_Given exercise_
Transcribe the entries below exactly; leave every image out.
::: Provided material
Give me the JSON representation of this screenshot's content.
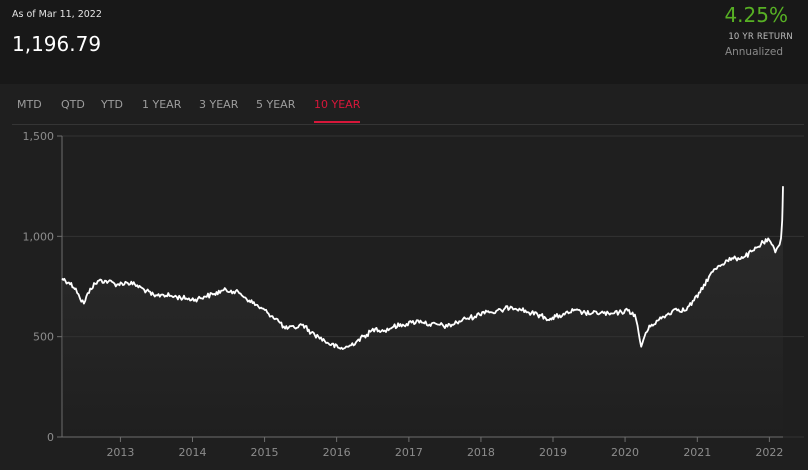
{
  "header": {
    "as_of": "As of Mar 11, 2022",
    "value": "1,196.79",
    "return_pct": "4.25%",
    "return_label": "10 YR RETURN",
    "return_sub": "Annualized"
  },
  "tabs": [
    {
      "label": "MTD",
      "active": false
    },
    {
      "label": "QTD",
      "active": false
    },
    {
      "label": "YTD",
      "active": false
    },
    {
      "label": "1 YEAR",
      "active": false
    },
    {
      "label": "3 YEAR",
      "active": false
    },
    {
      "label": "5 YEAR",
      "active": false
    },
    {
      "label": "10 YEAR",
      "active": true
    }
  ],
  "colors": {
    "background": "#1b1b1b",
    "line": "#ffffff",
    "positive": "#57b024",
    "active_tab": "#d7173a"
  },
  "chart_data": {
    "type": "line",
    "title": "",
    "xlabel": "",
    "ylabel": "",
    "ylim": [
      0,
      1500
    ],
    "xlim": [
      "2012-03-11",
      "2022-03-11"
    ],
    "y_ticks": [
      "0",
      "500",
      "1,000",
      "1,500"
    ],
    "y_tick_values": [
      0,
      500,
      1000,
      1500
    ],
    "x_ticks": [
      "2013",
      "2014",
      "2015",
      "2016",
      "2017",
      "2018",
      "2019",
      "2020",
      "2021",
      "2022"
    ],
    "grid": true,
    "series": [
      {
        "x": [
          "2012-03-11",
          "2012-04-15",
          "2012-05-20",
          "2012-06-10",
          "2012-06-30",
          "2012-08-01",
          "2012-09-15",
          "2012-11-01",
          "2012-12-15",
          "2013-02-01",
          "2013-03-15",
          "2013-05-01",
          "2013-06-24",
          "2013-08-01",
          "2013-10-01",
          "2013-12-01",
          "2014-01-15",
          "2014-03-01",
          "2014-04-15",
          "2014-06-01",
          "2014-07-15",
          "2014-09-01",
          "2014-10-15",
          "2014-12-01",
          "2015-01-15",
          "2015-03-01",
          "2015-04-15",
          "2015-06-01",
          "2015-07-15",
          "2015-08-25",
          "2015-10-01",
          "2015-11-15",
          "2016-01-20",
          "2016-03-01",
          "2016-04-15",
          "2016-06-01",
          "2016-07-15",
          "2016-09-01",
          "2016-10-15",
          "2016-12-01",
          "2017-01-15",
          "2017-03-01",
          "2017-04-15",
          "2017-06-01",
          "2017-07-15",
          "2017-09-01",
          "2017-10-15",
          "2017-12-01",
          "2018-01-26",
          "2018-03-01",
          "2018-04-15",
          "2018-06-01",
          "2018-07-15",
          "2018-09-01",
          "2018-10-15",
          "2018-12-24",
          "2019-01-15",
          "2019-03-01",
          "2019-04-15",
          "2019-06-01",
          "2019-07-15",
          "2019-09-01",
          "2019-10-15",
          "2019-12-01",
          "2020-01-15",
          "2020-02-20",
          "2020-03-23",
          "2020-04-15",
          "2020-05-15",
          "2020-06-15",
          "2020-08-01",
          "2020-09-15",
          "2020-11-01",
          "2020-12-15",
          "2021-01-15",
          "2021-03-01",
          "2021-04-15",
          "2021-06-01",
          "2021-07-15",
          "2021-09-01",
          "2021-10-15",
          "2021-12-01",
          "2022-01-01",
          "2022-01-31",
          "2022-02-15",
          "2022-03-01",
          "2022-03-07",
          "2022-03-11"
        ],
        "y": [
          790,
          770,
          740,
          690,
          665,
          740,
          780,
          775,
          760,
          770,
          760,
          735,
          700,
          710,
          700,
          690,
          685,
          700,
          710,
          730,
          730,
          715,
          680,
          650,
          620,
          590,
          540,
          545,
          560,
          520,
          500,
          470,
          440,
          450,
          480,
          510,
          540,
          530,
          550,
          560,
          570,
          580,
          560,
          560,
          550,
          570,
          590,
          600,
          630,
          620,
          630,
          650,
          640,
          620,
          610,
          585,
          600,
          610,
          630,
          620,
          615,
          620,
          610,
          620,
          630,
          610,
          450,
          520,
          560,
          580,
          610,
          640,
          630,
          680,
          720,
          800,
          850,
          880,
          890,
          900,
          930,
          970,
          980,
          920,
          950,
          990,
          1080,
          1250
        ]
      }
    ]
  }
}
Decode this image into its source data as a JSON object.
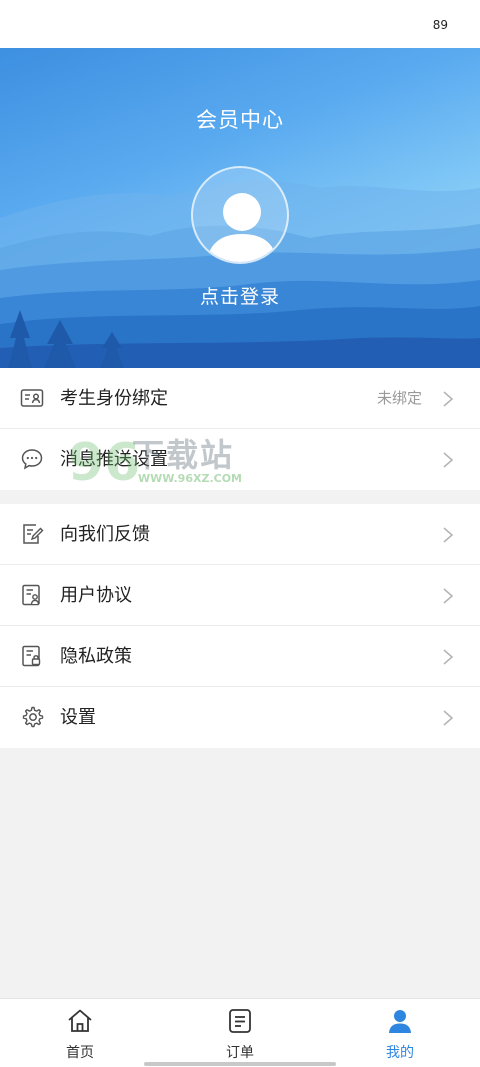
{
  "status_bar": {
    "battery": "89"
  },
  "header": {
    "title": "会员中心",
    "login_label": "点击登录"
  },
  "menu_group_1": [
    {
      "label": "考生身份绑定",
      "value": "未绑定",
      "icon": "id-card-icon"
    },
    {
      "label": "消息推送设置",
      "value": "",
      "icon": "chat-bubble-icon"
    }
  ],
  "menu_group_2": [
    {
      "label": "向我们反馈",
      "icon": "feedback-edit-icon"
    },
    {
      "label": "用户协议",
      "icon": "agreement-doc-icon"
    },
    {
      "label": "隐私政策",
      "icon": "privacy-doc-icon"
    },
    {
      "label": "设置",
      "icon": "gear-icon"
    }
  ],
  "watermark": {
    "title": "下载站",
    "url": "WWW.96XZ.COM"
  },
  "tabbar": {
    "items": [
      {
        "label": "首页",
        "icon": "home-icon",
        "active": false
      },
      {
        "label": "订单",
        "icon": "order-list-icon",
        "active": false
      },
      {
        "label": "我的",
        "icon": "person-icon",
        "active": true
      }
    ]
  },
  "colors": {
    "accent": "#2f86e0",
    "hero_dark": "#2a6fcb",
    "hero_light": "#b8ecff",
    "background": "#f2f2f2"
  }
}
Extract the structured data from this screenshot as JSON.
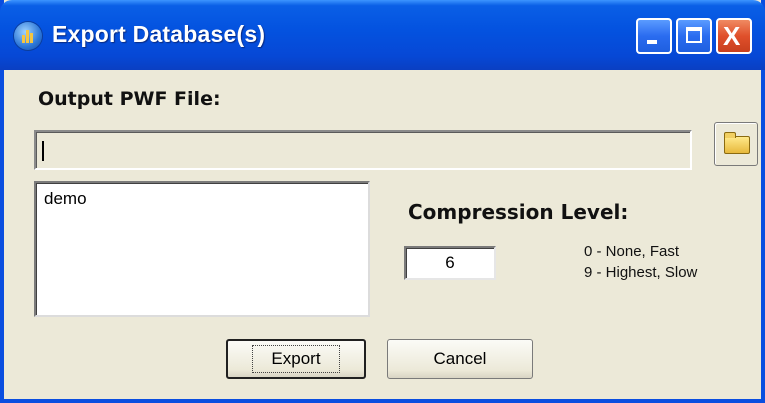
{
  "window": {
    "title": "Export Database(s)",
    "title_bar_color": "#0453e0",
    "background_color": "#ece9d8",
    "controls": {
      "minimize_icon": "minimize-icon",
      "maximize_icon": "maximize-icon",
      "close_icon": "close-icon",
      "close_glyph": "X"
    }
  },
  "output": {
    "label": "Output PWF File:",
    "path_value": "",
    "browse_icon": "folder-icon"
  },
  "databases": {
    "items": [
      "demo"
    ]
  },
  "compression": {
    "label": "Compression Level:",
    "value": "6",
    "hint_min": "0 - None, Fast",
    "hint_max": "9 - Highest, Slow"
  },
  "buttons": {
    "export_label": "Export",
    "cancel_label": "Cancel"
  }
}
::::::
_Response to this exercise_
Give me the JSON representation of this screenshot's content.
{
  "header": {
    "as_of": "As of Mar 11, 2022",
    "value": "1,196.79",
    "return_pct": "4.25%",
    "return_label": "10 YR RETURN",
    "return_sub": "Annualized"
  },
  "tabs": [
    {
      "label": "MTD",
      "active": false
    },
    {
      "label": "QTD",
      "active": false
    },
    {
      "label": "YTD",
      "active": false
    },
    {
      "label": "1 YEAR",
      "active": false
    },
    {
      "label": "3 YEAR",
      "active": false
    },
    {
      "label": "5 YEAR",
      "active": false
    },
    {
      "label": "10 YEAR",
      "active": true
    }
  ],
  "colors": {
    "background": "#1b1b1b",
    "line": "#ffffff",
    "positive": "#57b024",
    "active_tab": "#d7173a"
  },
  "chart_data": {
    "type": "line",
    "title": "",
    "xlabel": "",
    "ylabel": "",
    "ylim": [
      0,
      1500
    ],
    "xlim": [
      "2012-03-11",
      "2022-03-11"
    ],
    "y_ticks": [
      "0",
      "500",
      "1,000",
      "1,500"
    ],
    "y_tick_values": [
      0,
      500,
      1000,
      1500
    ],
    "x_ticks": [
      "2013",
      "2014",
      "2015",
      "2016",
      "2017",
      "2018",
      "2019",
      "2020",
      "2021",
      "2022"
    ],
    "grid": true,
    "series": [
      {
        "x": [
          "2012-03-11",
          "2012-04-15",
          "2012-05-20",
          "2012-06-10",
          "2012-06-30",
          "2012-08-01",
          "2012-09-15",
          "2012-11-01",
          "2012-12-15",
          "2013-02-01",
          "2013-03-15",
          "2013-05-01",
          "2013-06-24",
          "2013-08-01",
          "2013-10-01",
          "2013-12-01",
          "2014-01-15",
          "2014-03-01",
          "2014-04-15",
          "2014-06-01",
          "2014-07-15",
          "2014-09-01",
          "2014-10-15",
          "2014-12-01",
          "2015-01-15",
          "2015-03-01",
          "2015-04-15",
          "2015-06-01",
          "2015-07-15",
          "2015-08-25",
          "2015-10-01",
          "2015-11-15",
          "2016-01-20",
          "2016-03-01",
          "2016-04-15",
          "2016-06-01",
          "2016-07-15",
          "2016-09-01",
          "2016-10-15",
          "2016-12-01",
          "2017-01-15",
          "2017-03-01",
          "2017-04-15",
          "2017-06-01",
          "2017-07-15",
          "2017-09-01",
          "2017-10-15",
          "2017-12-01",
          "2018-01-26",
          "2018-03-01",
          "2018-04-15",
          "2018-06-01",
          "2018-07-15",
          "2018-09-01",
          "2018-10-15",
          "2018-12-24",
          "2019-01-15",
          "2019-03-01",
          "2019-04-15",
          "2019-06-01",
          "2019-07-15",
          "2019-09-01",
          "2019-10-15",
          "2019-12-01",
          "2020-01-15",
          "2020-02-20",
          "2020-03-23",
          "2020-04-15",
          "2020-05-15",
          "2020-06-15",
          "2020-08-01",
          "2020-09-15",
          "2020-11-01",
          "2020-12-15",
          "2021-01-15",
          "2021-03-01",
          "2021-04-15",
          "2021-06-01",
          "2021-07-15",
          "2021-09-01",
          "2021-10-15",
          "2021-12-01",
          "2022-01-01",
          "2022-01-31",
          "2022-02-15",
          "2022-03-01",
          "2022-03-07",
          "2022-03-11"
        ],
        "y": [
          790,
          770,
          740,
          690,
          665,
          740,
          780,
          775,
          760,
          770,
          760,
          735,
          700,
          710,
          700,
          690,
          685,
          700,
          710,
          730,
          730,
          715,
          680,
          650,
          620,
          590,
          540,
          545,
          560,
          520,
          500,
          470,
          440,
          450,
          480,
          510,
          540,
          530,
          550,
          560,
          570,
          580,
          560,
          560,
          550,
          570,
          590,
          600,
          630,
          620,
          630,
          650,
          640,
          620,
          610,
          585,
          600,
          610,
          630,
          620,
          615,
          620,
          610,
          620,
          630,
          610,
          450,
          520,
          560,
          580,
          610,
          640,
          630,
          680,
          720,
          800,
          850,
          880,
          890,
          900,
          930,
          970,
          980,
          920,
          950,
          990,
          1080,
          1250
        ]
      }
    ]
  }
}
Decode this image into its source data as a JSON object.
{
  "status_bar": {
    "battery": "89"
  },
  "header": {
    "title": "会员中心",
    "login_label": "点击登录"
  },
  "menu_group_1": [
    {
      "label": "考生身份绑定",
      "value": "未绑定",
      "icon": "id-card-icon"
    },
    {
      "label": "消息推送设置",
      "value": "",
      "icon": "chat-bubble-icon"
    }
  ],
  "menu_group_2": [
    {
      "label": "向我们反馈",
      "icon": "feedback-edit-icon"
    },
    {
      "label": "用户协议",
      "icon": "agreement-doc-icon"
    },
    {
      "label": "隐私政策",
      "icon": "privacy-doc-icon"
    },
    {
      "label": "设置",
      "icon": "gear-icon"
    }
  ],
  "watermark": {
    "title": "下载站",
    "url": "WWW.96XZ.COM"
  },
  "tabbar": {
    "items": [
      {
        "label": "首页",
        "icon": "home-icon",
        "active": false
      },
      {
        "label": "订单",
        "icon": "order-list-icon",
        "active": false
      },
      {
        "label": "我的",
        "icon": "person-icon",
        "active": true
      }
    ]
  },
  "colors": {
    "accent": "#2f86e0",
    "hero_dark": "#2a6fcb",
    "hero_light": "#b8ecff",
    "background": "#f2f2f2"
  }
}
Extract the structured data from this screenshot as JSON.
{
  "window": {
    "title": "Export Database(s)",
    "title_bar_color": "#0453e0",
    "background_color": "#ece9d8",
    "controls": {
      "minimize_icon": "minimize-icon",
      "maximize_icon": "maximize-icon",
      "close_icon": "close-icon",
      "close_glyph": "X"
    }
  },
  "output": {
    "label": "Output PWF File:",
    "path_value": "",
    "browse_icon": "folder-icon"
  },
  "databases": {
    "items": [
      "demo"
    ]
  },
  "compression": {
    "label": "Compression Level:",
    "value": "6",
    "hint_min": "0 - None, Fast",
    "hint_max": "9 - Highest, Slow"
  },
  "buttons": {
    "export_label": "Export",
    "cancel_label": "Cancel"
  }
}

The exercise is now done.